▶ **Your instructions**
Every record should be written out exactly, with the pictures left out.

-- Material provided start --

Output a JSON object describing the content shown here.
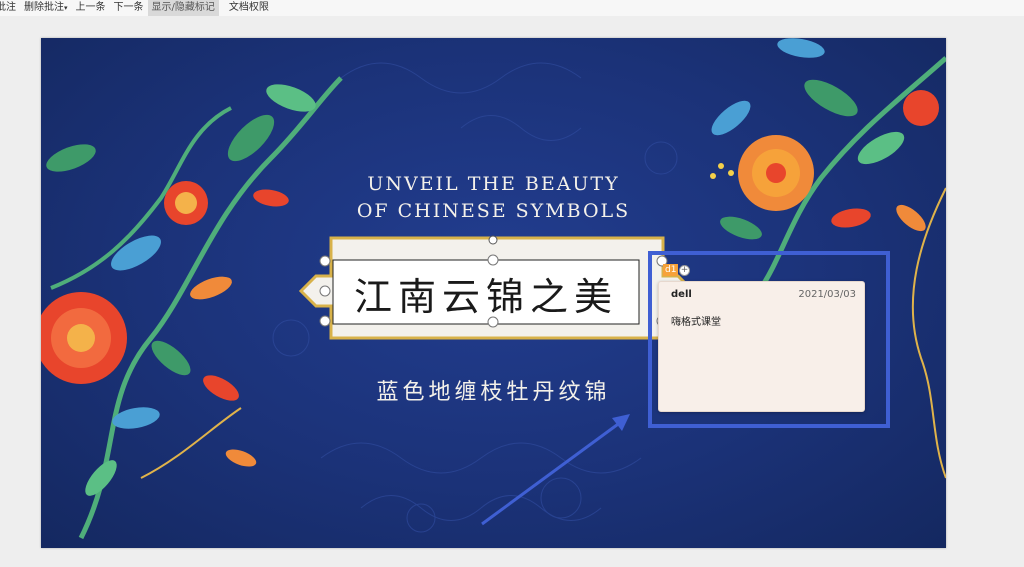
{
  "toolbar": {
    "items": [
      "批注",
      "删除批注",
      "上一条",
      "下一条",
      "显示/隐藏标记",
      "文档权限"
    ]
  },
  "slide": {
    "title_en_line1": "UNVEIL THE BEAUTY",
    "title_en_line2": "OF CHINESE SYMBOLS",
    "banner_title": "江南云锦之美",
    "subtitle": "蓝色地缠枝牡丹纹锦"
  },
  "comment": {
    "tag": "d1",
    "add_symbol": "+",
    "author": "dell",
    "date": "2021/03/03",
    "body": "嗨格式课堂"
  },
  "colors": {
    "slide_bg": "#1b3278",
    "highlight": "#3f5fd3",
    "comment_bg": "#f8efe9",
    "tag_bg": "#f6a23a"
  }
}
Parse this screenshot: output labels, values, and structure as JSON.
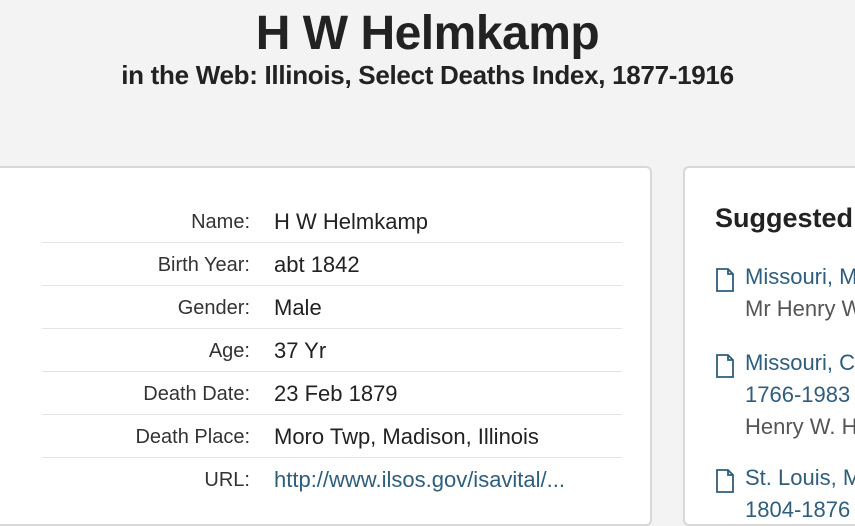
{
  "header": {
    "title": "H W Helmkamp",
    "subtitle": "in the Web: Illinois, Select Deaths Index, 1877-1916"
  },
  "record": {
    "rows": [
      {
        "label": "Name:",
        "value": "H W Helmkamp"
      },
      {
        "label": "Birth Year:",
        "value": "abt 1842"
      },
      {
        "label": "Gender:",
        "value": "Male"
      },
      {
        "label": "Age:",
        "value": "37 Yr"
      },
      {
        "label": "Death Date:",
        "value": "23 Feb 1879"
      },
      {
        "label": "Death Place:",
        "value": "Moro Twp, Madison, Illinois"
      },
      {
        "label": "URL:",
        "value": "http://www.ilsos.gov/isavital/..."
      }
    ]
  },
  "sidebar": {
    "title": "Suggested",
    "items": [
      {
        "title": "Missouri, M",
        "person": "Mr Henry W"
      },
      {
        "title": "Missouri, Co",
        "subtitle": "1766-1983",
        "person": "Henry W. H"
      },
      {
        "title": "St. Louis, M",
        "subtitle": "1804-1876"
      }
    ]
  },
  "colors": {
    "link": "#2f5d7c",
    "background": "#f3f3f3",
    "card": "#ffffff"
  },
  "icons": [
    "document-icon"
  ]
}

-- Material provided end --

▶ **Answer for the task**
Output a JSON object describing the content shown here.
{
  "toolbar": {
    "items": [
      "批注",
      "删除批注",
      "上一条",
      "下一条",
      "显示/隐藏标记",
      "文档权限"
    ]
  },
  "slide": {
    "title_en_line1": "UNVEIL THE BEAUTY",
    "title_en_line2": "OF CHINESE SYMBOLS",
    "banner_title": "江南云锦之美",
    "subtitle": "蓝色地缠枝牡丹纹锦"
  },
  "comment": {
    "tag": "d1",
    "add_symbol": "+",
    "author": "dell",
    "date": "2021/03/03",
    "body": "嗨格式课堂"
  },
  "colors": {
    "slide_bg": "#1b3278",
    "highlight": "#3f5fd3",
    "comment_bg": "#f8efe9",
    "tag_bg": "#f6a23a"
  }
}
Parse this screenshot: output labels, values, and structure as JSON.
{
  "header": {
    "title": "H W Helmkamp",
    "subtitle": "in the Web: Illinois, Select Deaths Index, 1877-1916"
  },
  "record": {
    "rows": [
      {
        "label": "Name:",
        "value": "H W Helmkamp"
      },
      {
        "label": "Birth Year:",
        "value": "abt 1842"
      },
      {
        "label": "Gender:",
        "value": "Male"
      },
      {
        "label": "Age:",
        "value": "37 Yr"
      },
      {
        "label": "Death Date:",
        "value": "23 Feb 1879"
      },
      {
        "label": "Death Place:",
        "value": "Moro Twp, Madison, Illinois"
      },
      {
        "label": "URL:",
        "value": "http://www.ilsos.gov/isavital/..."
      }
    ]
  },
  "sidebar": {
    "title": "Suggested",
    "items": [
      {
        "title": "Missouri, M",
        "person": "Mr Henry W"
      },
      {
        "title": "Missouri, Co",
        "subtitle": "1766-1983",
        "person": "Henry W. H"
      },
      {
        "title": "St. Louis, M",
        "subtitle": "1804-1876"
      }
    ]
  },
  "colors": {
    "link": "#2f5d7c",
    "background": "#f3f3f3",
    "card": "#ffffff"
  },
  "icons": [
    "document-icon"
  ]
}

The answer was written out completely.